## Goal
Please lay out the lines from the one containing "Annotate this image: element" through the one containing "y-tick-label: 20 (24, 55, 39, 69)" as a JSON list of strings, one string per line, leaving out any blank lines.

Region annotation records:
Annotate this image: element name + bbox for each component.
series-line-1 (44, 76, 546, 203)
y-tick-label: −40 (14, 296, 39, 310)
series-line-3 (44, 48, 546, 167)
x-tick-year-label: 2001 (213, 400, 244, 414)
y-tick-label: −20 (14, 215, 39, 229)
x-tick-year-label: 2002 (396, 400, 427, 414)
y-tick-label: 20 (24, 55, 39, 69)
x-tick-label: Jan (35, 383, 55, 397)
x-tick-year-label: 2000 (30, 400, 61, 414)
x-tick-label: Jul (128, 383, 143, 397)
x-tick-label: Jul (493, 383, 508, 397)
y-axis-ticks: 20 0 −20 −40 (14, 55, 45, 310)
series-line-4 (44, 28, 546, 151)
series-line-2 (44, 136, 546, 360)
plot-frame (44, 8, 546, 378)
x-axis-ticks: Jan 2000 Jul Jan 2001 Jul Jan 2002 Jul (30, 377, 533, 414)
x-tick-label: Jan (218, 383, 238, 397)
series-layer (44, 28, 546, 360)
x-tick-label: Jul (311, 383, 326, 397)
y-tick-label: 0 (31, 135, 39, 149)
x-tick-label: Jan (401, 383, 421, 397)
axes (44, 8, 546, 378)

* * *

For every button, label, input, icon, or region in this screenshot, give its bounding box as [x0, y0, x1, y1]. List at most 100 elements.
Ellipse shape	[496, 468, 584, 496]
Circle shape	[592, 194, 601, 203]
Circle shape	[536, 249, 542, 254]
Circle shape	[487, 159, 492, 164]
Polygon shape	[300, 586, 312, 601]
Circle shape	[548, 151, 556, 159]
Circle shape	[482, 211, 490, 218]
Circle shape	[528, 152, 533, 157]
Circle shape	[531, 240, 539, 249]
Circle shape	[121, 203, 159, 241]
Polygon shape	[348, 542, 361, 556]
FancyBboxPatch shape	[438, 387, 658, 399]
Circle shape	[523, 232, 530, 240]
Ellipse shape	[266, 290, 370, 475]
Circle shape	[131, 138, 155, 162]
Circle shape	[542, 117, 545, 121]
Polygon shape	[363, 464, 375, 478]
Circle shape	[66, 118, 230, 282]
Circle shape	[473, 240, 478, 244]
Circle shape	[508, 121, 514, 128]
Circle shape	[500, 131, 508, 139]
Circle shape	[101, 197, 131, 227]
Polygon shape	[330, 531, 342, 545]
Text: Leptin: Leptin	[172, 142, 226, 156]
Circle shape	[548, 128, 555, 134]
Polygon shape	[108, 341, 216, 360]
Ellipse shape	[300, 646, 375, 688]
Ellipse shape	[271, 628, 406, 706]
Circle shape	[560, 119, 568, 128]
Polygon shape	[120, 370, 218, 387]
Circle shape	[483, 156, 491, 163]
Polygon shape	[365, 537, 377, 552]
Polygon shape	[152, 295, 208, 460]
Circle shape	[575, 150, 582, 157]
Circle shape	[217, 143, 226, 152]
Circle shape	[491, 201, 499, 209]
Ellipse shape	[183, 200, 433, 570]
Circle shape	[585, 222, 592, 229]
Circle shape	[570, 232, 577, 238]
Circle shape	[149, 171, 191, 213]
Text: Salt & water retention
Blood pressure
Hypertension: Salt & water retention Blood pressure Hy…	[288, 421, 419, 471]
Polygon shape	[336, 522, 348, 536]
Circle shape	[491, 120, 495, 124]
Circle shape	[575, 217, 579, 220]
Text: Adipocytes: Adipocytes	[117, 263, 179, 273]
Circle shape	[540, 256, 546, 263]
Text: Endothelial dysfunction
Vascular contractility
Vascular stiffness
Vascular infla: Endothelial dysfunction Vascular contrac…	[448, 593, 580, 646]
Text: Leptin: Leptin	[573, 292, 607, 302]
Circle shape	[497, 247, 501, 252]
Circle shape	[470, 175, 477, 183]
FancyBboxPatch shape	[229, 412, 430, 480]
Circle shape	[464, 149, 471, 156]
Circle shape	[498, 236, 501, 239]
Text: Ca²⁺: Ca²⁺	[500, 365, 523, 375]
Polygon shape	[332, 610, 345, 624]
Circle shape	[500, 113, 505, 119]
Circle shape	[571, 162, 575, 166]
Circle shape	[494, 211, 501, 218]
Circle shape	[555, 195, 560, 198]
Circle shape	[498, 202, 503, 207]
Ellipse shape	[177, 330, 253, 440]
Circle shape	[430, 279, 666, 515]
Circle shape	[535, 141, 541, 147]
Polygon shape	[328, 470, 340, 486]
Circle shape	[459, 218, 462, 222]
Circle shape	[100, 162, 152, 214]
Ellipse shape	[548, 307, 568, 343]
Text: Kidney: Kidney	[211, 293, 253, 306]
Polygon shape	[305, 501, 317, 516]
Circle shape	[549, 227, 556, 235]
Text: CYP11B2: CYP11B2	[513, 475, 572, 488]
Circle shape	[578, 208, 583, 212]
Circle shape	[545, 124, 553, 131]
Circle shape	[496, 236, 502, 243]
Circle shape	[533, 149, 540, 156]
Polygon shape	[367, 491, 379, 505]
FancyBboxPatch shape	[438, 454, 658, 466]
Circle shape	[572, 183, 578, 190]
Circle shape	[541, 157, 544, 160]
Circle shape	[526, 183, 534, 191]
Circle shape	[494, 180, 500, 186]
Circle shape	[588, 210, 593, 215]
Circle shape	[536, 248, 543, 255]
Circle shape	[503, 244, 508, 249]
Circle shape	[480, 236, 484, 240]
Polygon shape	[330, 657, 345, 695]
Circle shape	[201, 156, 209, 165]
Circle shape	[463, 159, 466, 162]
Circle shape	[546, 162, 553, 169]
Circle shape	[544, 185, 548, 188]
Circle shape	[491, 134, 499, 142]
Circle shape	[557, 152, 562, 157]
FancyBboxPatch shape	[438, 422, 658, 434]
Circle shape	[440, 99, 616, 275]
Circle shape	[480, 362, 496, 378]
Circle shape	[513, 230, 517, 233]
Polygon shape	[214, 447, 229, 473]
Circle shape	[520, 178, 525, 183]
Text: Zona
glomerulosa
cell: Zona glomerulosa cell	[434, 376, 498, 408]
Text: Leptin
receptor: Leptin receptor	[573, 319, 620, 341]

## Answer to the task
[
  "Annotate this image: element name + bbox for each component.",
  "series-line-1 (44, 76, 546, 203)",
  "y-tick-label: −40 (14, 296, 39, 310)",
  "series-line-3 (44, 48, 546, 167)",
  "x-tick-year-label: 2001 (213, 400, 244, 414)",
  "y-tick-label: −20 (14, 215, 39, 229)",
  "x-tick-year-label: 2002 (396, 400, 427, 414)",
  "y-tick-label: 20 (24, 55, 39, 69)"
]